(Dataset entries on figures)
%%
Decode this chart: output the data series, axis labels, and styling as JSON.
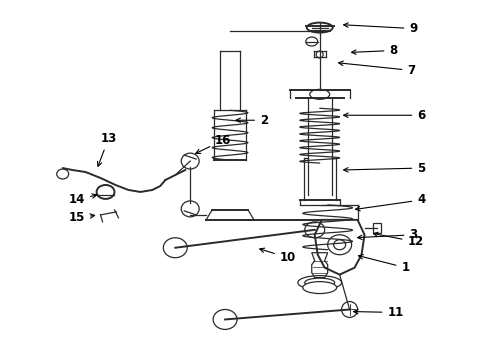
{
  "background_color": "#ffffff",
  "line_color": "#2a2a2a",
  "label_color": "#000000",
  "fig_width": 4.9,
  "fig_height": 3.6,
  "dpi": 100
}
%%
**What is required**: The records above should be reproduced exactly, with no pictures included.

**Complete answer**:
Decode this chart: output the data series, axis labels, and styling as JSON.
{
  "background_color": "#ffffff",
  "line_color": "#2a2a2a",
  "label_color": "#000000",
  "fig_width": 4.9,
  "fig_height": 3.6,
  "dpi": 100
}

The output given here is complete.